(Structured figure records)
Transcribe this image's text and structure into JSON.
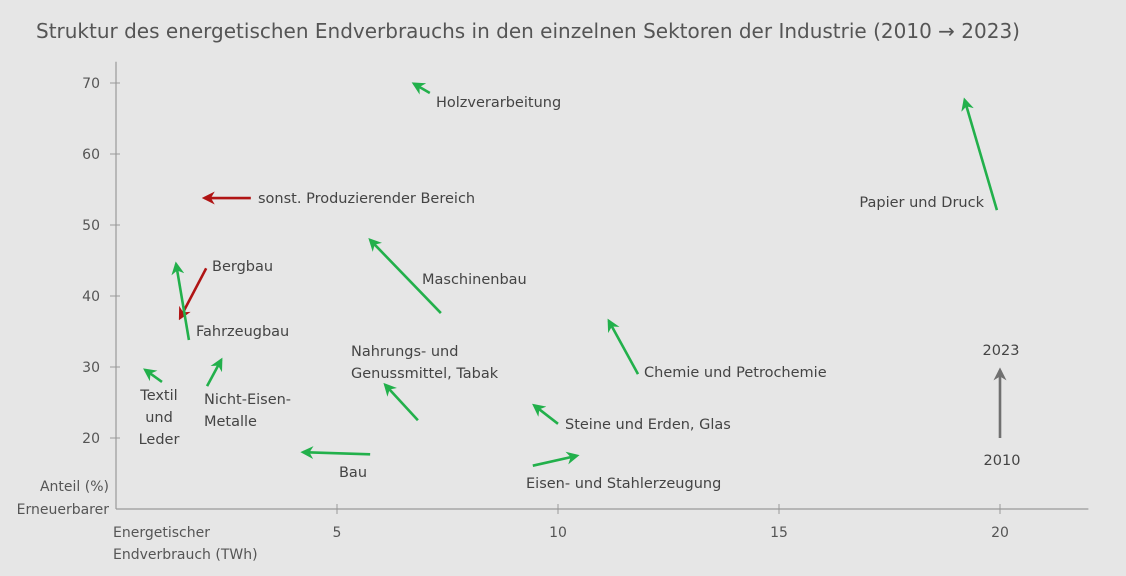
{
  "chart_data": {
    "type": "arrow-scatter",
    "title": "Struktur des energetischen Endverbrauchs in den einzelnen Sektoren der Industrie (2010 → 2023)",
    "xlabel": [
      "Energetischer",
      "Endverbrauch (TWh)"
    ],
    "ylabel": [
      "Anteil (%)",
      "Erneuerbarer"
    ],
    "xlim": [
      0,
      22
    ],
    "ylim": [
      10,
      73
    ],
    "xticks": [
      5,
      10,
      15,
      20
    ],
    "yticks": [
      20,
      30,
      40,
      50,
      60,
      70
    ],
    "grid": false,
    "colors": {
      "increase": "#22b04b",
      "decrease": "#b01414",
      "legend": "#707070"
    },
    "legend": {
      "from": "2010",
      "to": "2023",
      "placement": "right"
    },
    "series": [
      {
        "name": [
          "Holzverarbeitung"
        ],
        "from": [
          7.1,
          68.6
        ],
        "to": [
          6.74,
          69.9
        ],
        "color": "increase"
      },
      {
        "name": [
          "sonst. Produzierender Bereich"
        ],
        "from": [
          3.05,
          53.8
        ],
        "to": [
          2.0,
          53.8
        ],
        "color": "decrease"
      },
      {
        "name": [
          "Papier und Druck"
        ],
        "from": [
          19.93,
          52.1
        ],
        "to": [
          19.2,
          67.6
        ],
        "color": "increase"
      },
      {
        "name": [
          "Maschinenbau"
        ],
        "from": [
          7.35,
          37.6
        ],
        "to": [
          5.75,
          47.9
        ],
        "color": "increase"
      },
      {
        "name": [
          "Bergbau"
        ],
        "from": [
          2.04,
          43.9
        ],
        "to": [
          1.45,
          36.9
        ],
        "color": "decrease"
      },
      {
        "name": [
          "Fahrzeugbau"
        ],
        "from": [
          1.65,
          33.8
        ],
        "to": [
          1.36,
          44.5
        ],
        "color": "increase"
      },
      {
        "name": [
          "Textil",
          "und",
          "Leder"
        ],
        "from": [
          1.04,
          27.9
        ],
        "to": [
          0.66,
          29.6
        ],
        "color": "increase"
      },
      {
        "name": [
          "Nicht-Eisen-",
          "Metalle"
        ],
        "from": [
          2.06,
          27.3
        ],
        "to": [
          2.38,
          31.0
        ],
        "color": "increase"
      },
      {
        "name": [
          "Nahrungs- und",
          "Genussmittel, Tabak"
        ],
        "from": [
          6.83,
          22.5
        ],
        "to": [
          6.09,
          27.5
        ],
        "color": "increase"
      },
      {
        "name": [
          "Chemie und Petrochemie"
        ],
        "from": [
          11.81,
          29.0
        ],
        "to": [
          11.15,
          36.5
        ],
        "color": "increase"
      },
      {
        "name": [
          "Steine und Erden, Glas"
        ],
        "from": [
          10.0,
          22.0
        ],
        "to": [
          9.46,
          24.6
        ],
        "color": "increase"
      },
      {
        "name": [
          "Bau"
        ],
        "from": [
          5.75,
          17.7
        ],
        "to": [
          4.23,
          18.0
        ],
        "color": "increase"
      },
      {
        "name": [
          "Eisen- und Stahlerzeugung"
        ],
        "from": [
          9.43,
          16.1
        ],
        "to": [
          10.43,
          17.5
        ],
        "color": "increase"
      }
    ]
  }
}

=== Set problem ===
From the entries above, copy out every line where the string "Eisen" appears.

=== Worked answer ===
          "Nicht-Eisen-",
          "Eisen- und Stahlerzeugung"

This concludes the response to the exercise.